__Dataset records__:

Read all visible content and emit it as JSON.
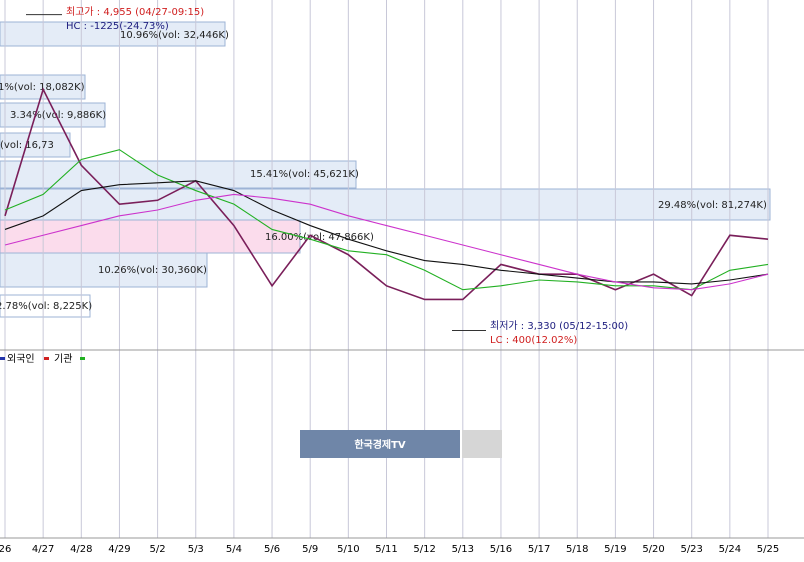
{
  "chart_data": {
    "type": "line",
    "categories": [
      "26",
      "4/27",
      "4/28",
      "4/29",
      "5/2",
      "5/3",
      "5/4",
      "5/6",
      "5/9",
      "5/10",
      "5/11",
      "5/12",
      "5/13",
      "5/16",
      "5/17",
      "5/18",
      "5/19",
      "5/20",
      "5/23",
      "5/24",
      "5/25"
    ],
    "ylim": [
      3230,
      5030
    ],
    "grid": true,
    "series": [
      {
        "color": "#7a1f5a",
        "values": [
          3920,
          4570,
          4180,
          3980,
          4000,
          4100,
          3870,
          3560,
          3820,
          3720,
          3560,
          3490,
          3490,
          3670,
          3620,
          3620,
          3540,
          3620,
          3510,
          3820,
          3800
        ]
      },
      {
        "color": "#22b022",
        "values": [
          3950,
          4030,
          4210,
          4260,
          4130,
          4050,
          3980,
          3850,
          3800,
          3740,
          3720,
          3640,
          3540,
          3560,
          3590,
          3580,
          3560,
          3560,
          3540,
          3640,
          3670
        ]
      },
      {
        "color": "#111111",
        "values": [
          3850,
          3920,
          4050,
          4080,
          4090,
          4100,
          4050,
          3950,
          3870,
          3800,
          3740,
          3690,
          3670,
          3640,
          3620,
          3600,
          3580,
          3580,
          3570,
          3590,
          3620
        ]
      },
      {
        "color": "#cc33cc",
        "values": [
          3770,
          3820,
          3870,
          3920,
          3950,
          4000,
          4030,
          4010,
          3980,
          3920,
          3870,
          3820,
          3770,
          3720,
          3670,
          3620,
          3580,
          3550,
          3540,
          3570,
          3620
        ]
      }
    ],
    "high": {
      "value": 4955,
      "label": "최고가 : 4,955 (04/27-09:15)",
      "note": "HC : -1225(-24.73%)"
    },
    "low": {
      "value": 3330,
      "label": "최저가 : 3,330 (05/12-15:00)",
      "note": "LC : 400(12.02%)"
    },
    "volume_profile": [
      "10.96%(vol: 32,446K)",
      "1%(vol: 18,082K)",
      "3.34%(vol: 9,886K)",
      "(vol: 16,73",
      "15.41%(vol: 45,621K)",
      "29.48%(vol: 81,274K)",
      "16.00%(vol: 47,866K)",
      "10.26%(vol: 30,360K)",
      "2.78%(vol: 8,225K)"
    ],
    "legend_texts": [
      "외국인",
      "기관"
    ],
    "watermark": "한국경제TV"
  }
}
...
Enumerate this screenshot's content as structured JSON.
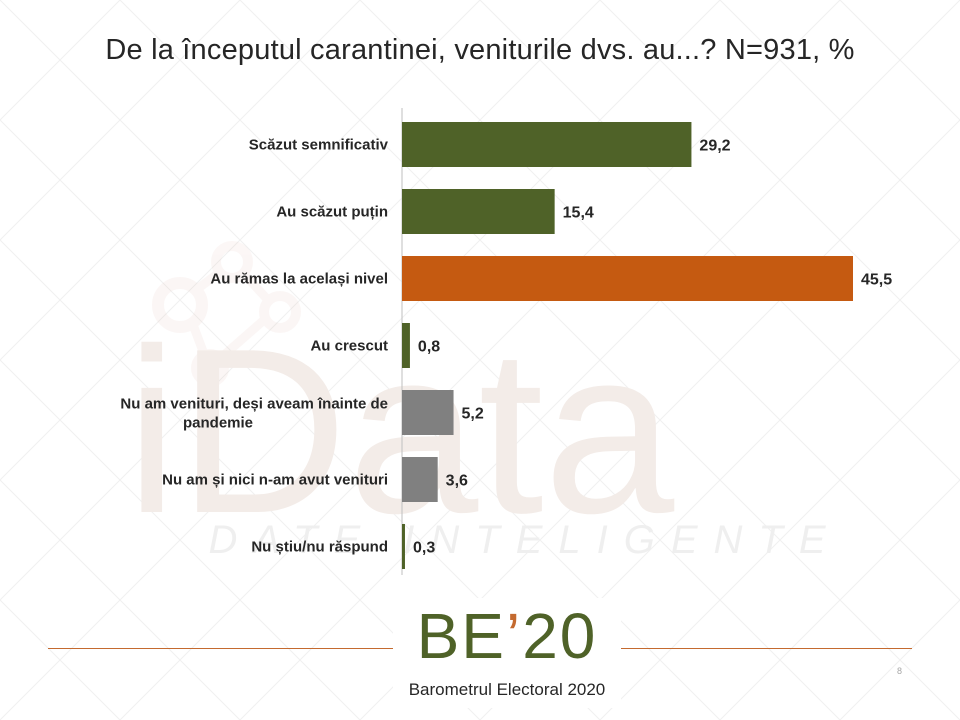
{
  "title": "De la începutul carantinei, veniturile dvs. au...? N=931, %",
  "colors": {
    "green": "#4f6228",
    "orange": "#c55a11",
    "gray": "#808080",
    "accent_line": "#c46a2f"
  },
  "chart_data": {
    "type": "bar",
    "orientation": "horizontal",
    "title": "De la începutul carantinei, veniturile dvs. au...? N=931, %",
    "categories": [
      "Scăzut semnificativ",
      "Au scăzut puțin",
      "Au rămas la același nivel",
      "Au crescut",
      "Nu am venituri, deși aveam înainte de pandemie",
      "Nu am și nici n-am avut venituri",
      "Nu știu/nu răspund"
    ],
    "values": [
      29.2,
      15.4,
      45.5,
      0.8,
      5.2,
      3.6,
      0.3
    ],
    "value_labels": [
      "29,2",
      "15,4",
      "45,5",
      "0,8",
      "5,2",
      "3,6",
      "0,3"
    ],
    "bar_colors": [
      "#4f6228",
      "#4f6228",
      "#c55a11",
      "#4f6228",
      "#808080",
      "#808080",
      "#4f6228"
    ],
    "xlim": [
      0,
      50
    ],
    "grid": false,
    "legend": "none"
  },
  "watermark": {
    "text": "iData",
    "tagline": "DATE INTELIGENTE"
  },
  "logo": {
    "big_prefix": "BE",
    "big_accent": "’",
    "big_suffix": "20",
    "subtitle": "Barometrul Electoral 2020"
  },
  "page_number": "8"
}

__Exercise brief__:
Say how many lines in the listing above include "veniturile". Give nothing but the number.

__Task response__:
2